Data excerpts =
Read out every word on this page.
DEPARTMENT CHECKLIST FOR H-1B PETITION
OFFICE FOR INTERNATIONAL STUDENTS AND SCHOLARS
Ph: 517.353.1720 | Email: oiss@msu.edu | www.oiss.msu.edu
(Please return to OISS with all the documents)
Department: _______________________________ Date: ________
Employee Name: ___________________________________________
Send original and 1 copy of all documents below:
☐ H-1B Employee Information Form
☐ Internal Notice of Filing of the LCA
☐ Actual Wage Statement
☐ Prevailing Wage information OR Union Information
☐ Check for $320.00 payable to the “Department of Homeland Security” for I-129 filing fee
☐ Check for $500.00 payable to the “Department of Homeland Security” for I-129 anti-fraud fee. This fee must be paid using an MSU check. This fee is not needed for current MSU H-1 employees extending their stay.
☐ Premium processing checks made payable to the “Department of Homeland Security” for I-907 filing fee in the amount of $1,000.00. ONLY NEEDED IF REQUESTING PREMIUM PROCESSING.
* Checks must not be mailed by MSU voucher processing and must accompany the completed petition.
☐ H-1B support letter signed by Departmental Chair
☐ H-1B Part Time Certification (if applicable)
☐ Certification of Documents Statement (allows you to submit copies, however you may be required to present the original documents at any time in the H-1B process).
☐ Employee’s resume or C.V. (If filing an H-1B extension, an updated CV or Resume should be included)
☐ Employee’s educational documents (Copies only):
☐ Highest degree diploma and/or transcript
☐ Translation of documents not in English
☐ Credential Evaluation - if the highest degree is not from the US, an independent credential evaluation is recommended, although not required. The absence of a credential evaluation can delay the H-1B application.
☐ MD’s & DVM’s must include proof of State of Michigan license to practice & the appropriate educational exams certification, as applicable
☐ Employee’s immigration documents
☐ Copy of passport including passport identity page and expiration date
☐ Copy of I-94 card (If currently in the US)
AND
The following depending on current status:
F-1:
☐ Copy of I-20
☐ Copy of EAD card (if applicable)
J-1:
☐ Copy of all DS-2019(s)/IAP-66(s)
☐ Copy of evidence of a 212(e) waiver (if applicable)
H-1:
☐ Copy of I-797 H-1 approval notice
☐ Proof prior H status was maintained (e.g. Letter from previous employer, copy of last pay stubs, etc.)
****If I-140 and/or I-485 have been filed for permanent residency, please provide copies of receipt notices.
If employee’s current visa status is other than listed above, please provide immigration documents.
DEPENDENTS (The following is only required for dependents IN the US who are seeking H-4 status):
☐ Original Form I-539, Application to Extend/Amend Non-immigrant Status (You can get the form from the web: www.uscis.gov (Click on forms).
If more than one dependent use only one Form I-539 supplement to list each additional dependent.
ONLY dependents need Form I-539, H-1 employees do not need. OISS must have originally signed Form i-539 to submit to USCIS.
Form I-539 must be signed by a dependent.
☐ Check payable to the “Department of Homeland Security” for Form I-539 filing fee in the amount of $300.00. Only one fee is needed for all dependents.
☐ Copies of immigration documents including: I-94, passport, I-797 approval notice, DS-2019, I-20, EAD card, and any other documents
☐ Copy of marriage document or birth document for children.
* * *
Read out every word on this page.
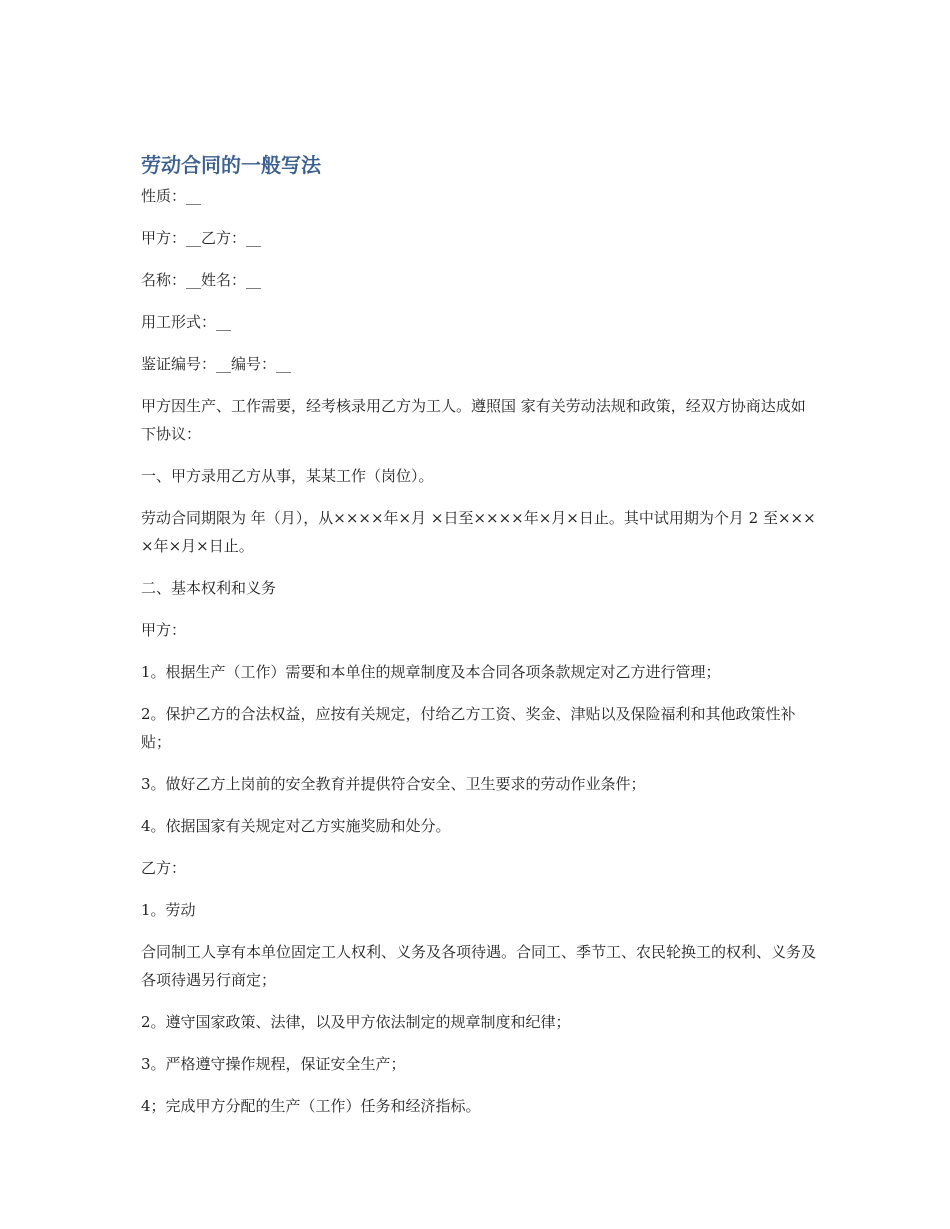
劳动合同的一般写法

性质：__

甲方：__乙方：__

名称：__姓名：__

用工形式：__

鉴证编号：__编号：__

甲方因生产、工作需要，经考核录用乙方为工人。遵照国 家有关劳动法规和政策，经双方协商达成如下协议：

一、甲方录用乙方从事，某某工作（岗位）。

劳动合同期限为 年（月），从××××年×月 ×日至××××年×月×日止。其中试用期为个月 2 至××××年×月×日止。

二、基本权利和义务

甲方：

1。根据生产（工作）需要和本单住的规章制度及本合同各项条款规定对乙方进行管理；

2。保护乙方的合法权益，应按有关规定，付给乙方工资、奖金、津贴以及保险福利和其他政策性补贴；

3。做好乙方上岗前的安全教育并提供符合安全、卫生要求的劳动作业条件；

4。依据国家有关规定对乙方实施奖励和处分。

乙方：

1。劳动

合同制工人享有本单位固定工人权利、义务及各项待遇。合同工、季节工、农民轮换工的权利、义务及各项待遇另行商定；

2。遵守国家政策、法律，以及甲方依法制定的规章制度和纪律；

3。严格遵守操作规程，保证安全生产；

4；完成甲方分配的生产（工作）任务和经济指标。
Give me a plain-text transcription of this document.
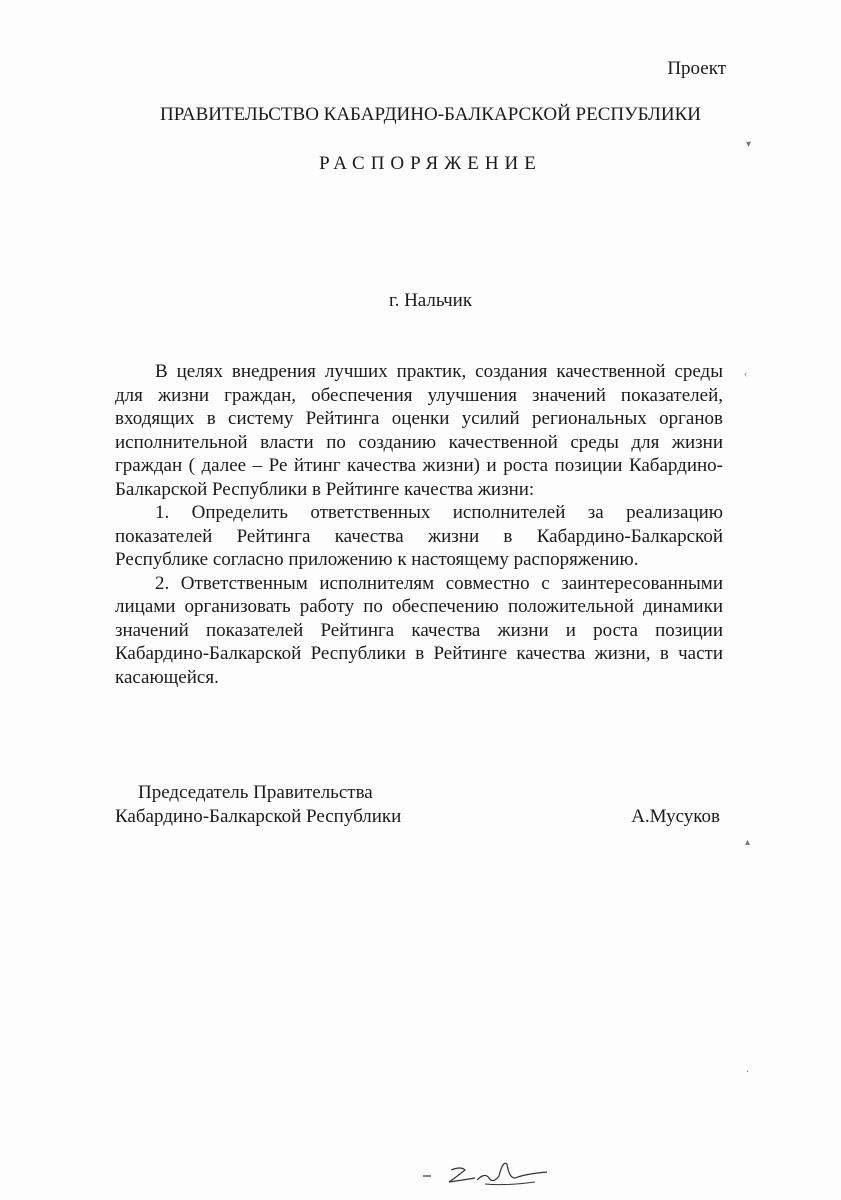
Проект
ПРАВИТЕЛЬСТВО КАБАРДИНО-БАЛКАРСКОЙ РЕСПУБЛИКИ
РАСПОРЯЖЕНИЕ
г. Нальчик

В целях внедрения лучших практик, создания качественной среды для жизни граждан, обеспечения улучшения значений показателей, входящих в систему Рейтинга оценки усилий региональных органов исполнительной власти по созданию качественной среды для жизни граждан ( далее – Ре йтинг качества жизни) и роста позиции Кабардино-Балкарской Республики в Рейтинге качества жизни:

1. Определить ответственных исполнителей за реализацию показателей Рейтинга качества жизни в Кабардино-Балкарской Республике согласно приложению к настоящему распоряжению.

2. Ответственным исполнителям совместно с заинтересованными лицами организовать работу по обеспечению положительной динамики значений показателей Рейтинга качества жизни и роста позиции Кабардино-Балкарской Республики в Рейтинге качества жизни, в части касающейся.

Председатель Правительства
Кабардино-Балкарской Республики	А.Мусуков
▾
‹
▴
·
==
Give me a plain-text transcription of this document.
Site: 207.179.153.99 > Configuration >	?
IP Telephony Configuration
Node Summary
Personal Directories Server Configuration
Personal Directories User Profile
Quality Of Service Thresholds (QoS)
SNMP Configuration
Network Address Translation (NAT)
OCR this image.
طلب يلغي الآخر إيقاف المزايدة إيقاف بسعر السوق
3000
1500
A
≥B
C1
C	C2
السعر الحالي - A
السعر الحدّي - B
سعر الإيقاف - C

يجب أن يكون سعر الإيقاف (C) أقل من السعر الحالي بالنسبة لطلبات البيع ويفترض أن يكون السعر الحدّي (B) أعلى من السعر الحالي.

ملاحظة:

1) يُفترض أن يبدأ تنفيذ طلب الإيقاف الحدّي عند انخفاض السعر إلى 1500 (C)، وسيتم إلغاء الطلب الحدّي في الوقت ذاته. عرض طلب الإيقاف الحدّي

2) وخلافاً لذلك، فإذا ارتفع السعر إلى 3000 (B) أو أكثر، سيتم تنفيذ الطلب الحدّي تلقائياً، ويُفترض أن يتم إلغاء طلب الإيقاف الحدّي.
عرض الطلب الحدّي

THE REQUEST =
Copy every line that includes the string "applicable" from the material above.

THE RESPONSE =
☐ H-1B Part Time Certification (if applicable)
☐ MD’s & DVM’s must include proof of State of Michigan license to practice & the appropriate educational exams certification, as applicable
☐ Copy of EAD card (if applicable)
☐ Copy of evidence of a 212(e) waiver (if applicable)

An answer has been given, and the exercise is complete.